BEGIN

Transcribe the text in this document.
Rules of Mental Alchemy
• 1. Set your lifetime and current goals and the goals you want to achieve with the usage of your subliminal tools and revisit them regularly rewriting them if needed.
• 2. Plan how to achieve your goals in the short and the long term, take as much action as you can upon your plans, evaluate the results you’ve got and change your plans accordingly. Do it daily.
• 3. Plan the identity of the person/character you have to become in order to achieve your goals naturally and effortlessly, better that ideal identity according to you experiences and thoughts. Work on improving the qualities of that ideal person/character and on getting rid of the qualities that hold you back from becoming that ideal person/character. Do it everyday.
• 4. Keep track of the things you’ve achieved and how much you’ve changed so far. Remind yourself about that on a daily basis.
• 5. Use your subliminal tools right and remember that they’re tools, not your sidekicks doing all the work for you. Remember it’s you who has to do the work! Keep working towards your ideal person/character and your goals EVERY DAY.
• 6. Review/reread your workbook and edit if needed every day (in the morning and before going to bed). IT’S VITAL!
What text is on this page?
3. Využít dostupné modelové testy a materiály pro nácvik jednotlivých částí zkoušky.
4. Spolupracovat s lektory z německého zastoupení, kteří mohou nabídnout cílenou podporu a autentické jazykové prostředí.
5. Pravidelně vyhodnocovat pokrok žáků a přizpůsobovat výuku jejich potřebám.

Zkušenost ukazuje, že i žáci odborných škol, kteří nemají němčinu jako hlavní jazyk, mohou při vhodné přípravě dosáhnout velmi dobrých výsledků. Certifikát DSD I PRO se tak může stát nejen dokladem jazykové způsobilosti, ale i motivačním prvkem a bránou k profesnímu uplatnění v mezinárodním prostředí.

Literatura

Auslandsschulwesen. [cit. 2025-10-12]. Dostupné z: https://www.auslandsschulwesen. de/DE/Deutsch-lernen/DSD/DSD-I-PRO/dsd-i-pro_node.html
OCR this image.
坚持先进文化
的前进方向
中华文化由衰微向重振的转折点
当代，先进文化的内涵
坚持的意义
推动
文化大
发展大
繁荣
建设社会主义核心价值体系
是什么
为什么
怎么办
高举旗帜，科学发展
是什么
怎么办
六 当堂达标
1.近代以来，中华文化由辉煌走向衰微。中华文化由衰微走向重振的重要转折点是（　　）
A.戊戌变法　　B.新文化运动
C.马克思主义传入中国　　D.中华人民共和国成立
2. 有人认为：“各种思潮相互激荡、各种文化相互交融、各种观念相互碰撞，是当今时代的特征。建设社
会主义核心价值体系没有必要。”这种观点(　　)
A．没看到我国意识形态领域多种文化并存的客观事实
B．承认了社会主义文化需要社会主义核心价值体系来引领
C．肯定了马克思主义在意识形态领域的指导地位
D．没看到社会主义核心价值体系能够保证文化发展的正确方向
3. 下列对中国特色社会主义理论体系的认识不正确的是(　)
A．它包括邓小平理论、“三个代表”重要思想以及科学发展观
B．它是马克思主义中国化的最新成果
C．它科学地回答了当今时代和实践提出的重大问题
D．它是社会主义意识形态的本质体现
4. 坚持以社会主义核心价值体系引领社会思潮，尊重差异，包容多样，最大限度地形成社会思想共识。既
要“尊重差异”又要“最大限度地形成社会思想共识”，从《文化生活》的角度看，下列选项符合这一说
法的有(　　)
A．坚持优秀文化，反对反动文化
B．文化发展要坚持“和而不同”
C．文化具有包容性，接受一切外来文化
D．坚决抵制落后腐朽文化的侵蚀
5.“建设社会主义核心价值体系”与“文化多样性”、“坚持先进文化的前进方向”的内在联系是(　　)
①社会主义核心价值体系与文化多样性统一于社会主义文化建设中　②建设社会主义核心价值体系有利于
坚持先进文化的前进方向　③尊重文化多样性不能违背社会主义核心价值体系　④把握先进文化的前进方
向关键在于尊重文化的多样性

END

Given instruction: Write out the full listing exactly as given.

Reply:
Transcribe the text in this document.
Rules of Mental Alchemy
• 1. Set your lifetime and current goals and the goals you want to achieve with the usage of your subliminal tools and revisit them regularly rewriting them if needed.
• 2. Plan how to achieve your goals in the short and the long term, take as much action as you can upon your plans, evaluate the results you’ve got and change your plans accordingly. Do it daily.
• 3. Plan the identity of the person/character you have to become in order to achieve your goals naturally and effortlessly, better that ideal identity according to you experiences and thoughts. Work on improving the qualities of that ideal person/character and on getting rid of the qualities that hold you back from becoming that ideal person/character. Do it everyday.
• 4. Keep track of the things you’ve achieved and how much you’ve changed so far. Remind yourself about that on a daily basis.
• 5. Use your subliminal tools right and remember that they’re tools, not your sidekicks doing all the work for you. Remember it’s you who has to do the work! Keep working towards your ideal person/character and your goals EVERY DAY.
• 6. Review/reread your workbook and edit if needed every day (in the morning and before going to bed). IT’S VITAL!
What text is on this page?
3. Využít dostupné modelové testy a materiály pro nácvik jednotlivých částí zkoušky.
4. Spolupracovat s lektory z německého zastoupení, kteří mohou nabídnout cílenou podporu a autentické jazykové prostředí.
5. Pravidelně vyhodnocovat pokrok žáků a přizpůsobovat výuku jejich potřebám.

Zkušenost ukazuje, že i žáci odborných škol, kteří nemají němčinu jako hlavní jazyk, mohou při vhodné přípravě dosáhnout velmi dobrých výsledků. Certifikát DSD I PRO se tak může stát nejen dokladem jazykové způsobilosti, ale i motivačním prvkem a bránou k profesnímu uplatnění v mezinárodním prostředí.

Literatura

Auslandsschulwesen. [cit. 2025-10-12]. Dostupné z: https://www.auslandsschulwesen. de/DE/Deutsch-lernen/DSD/DSD-I-PRO/dsd-i-pro_node.html
OCR this image.
坚持先进文化
的前进方向
中华文化由衰微向重振的转折点
当代，先进文化的内涵
坚持的意义
推动
文化大
发展大
繁荣
建设社会主义核心价值体系
是什么
为什么
怎么办
高举旗帜，科学发展
是什么
怎么办
六 当堂达标
1.近代以来，中华文化由辉煌走向衰微。中华文化由衰微走向重振的重要转折点是（　　）
A.戊戌变法　　B.新文化运动
C.马克思主义传入中国　　D.中华人民共和国成立
2. 有人认为：“各种思潮相互激荡、各种文化相互交融、各种观念相互碰撞，是当今时代的特征。建设社
会主义核心价值体系没有必要。”这种观点(　　)
A．没看到我国意识形态领域多种文化并存的客观事实
B．承认了社会主义文化需要社会主义核心价值体系来引领
C．肯定了马克思主义在意识形态领域的指导地位
D．没看到社会主义核心价值体系能够保证文化发展的正确方向
3. 下列对中国特色社会主义理论体系的认识不正确的是(　)
A．它包括邓小平理论、“三个代表”重要思想以及科学发展观
B．它是马克思主义中国化的最新成果
C．它科学地回答了当今时代和实践提出的重大问题
D．它是社会主义意识形态的本质体现
4. 坚持以社会主义核心价值体系引领社会思潮，尊重差异，包容多样，最大限度地形成社会思想共识。既
要“尊重差异”又要“最大限度地形成社会思想共识”，从《文化生活》的角度看，下列选项符合这一说
法的有(　　)
A．坚持优秀文化，反对反动文化
B．文化发展要坚持“和而不同”
C．文化具有包容性，接受一切外来文化
D．坚决抵制落后腐朽文化的侵蚀
5.“建设社会主义核心价值体系”与“文化多样性”、“坚持先进文化的前进方向”的内在联系是(　　)
①社会主义核心价值体系与文化多样性统一于社会主义文化建设中　②建设社会主义核心价值体系有利于
坚持先进文化的前进方向　③尊重文化多样性不能违背社会主义核心价值体系　④把握先进文化的前进方
向关键在于尊重文化的多样性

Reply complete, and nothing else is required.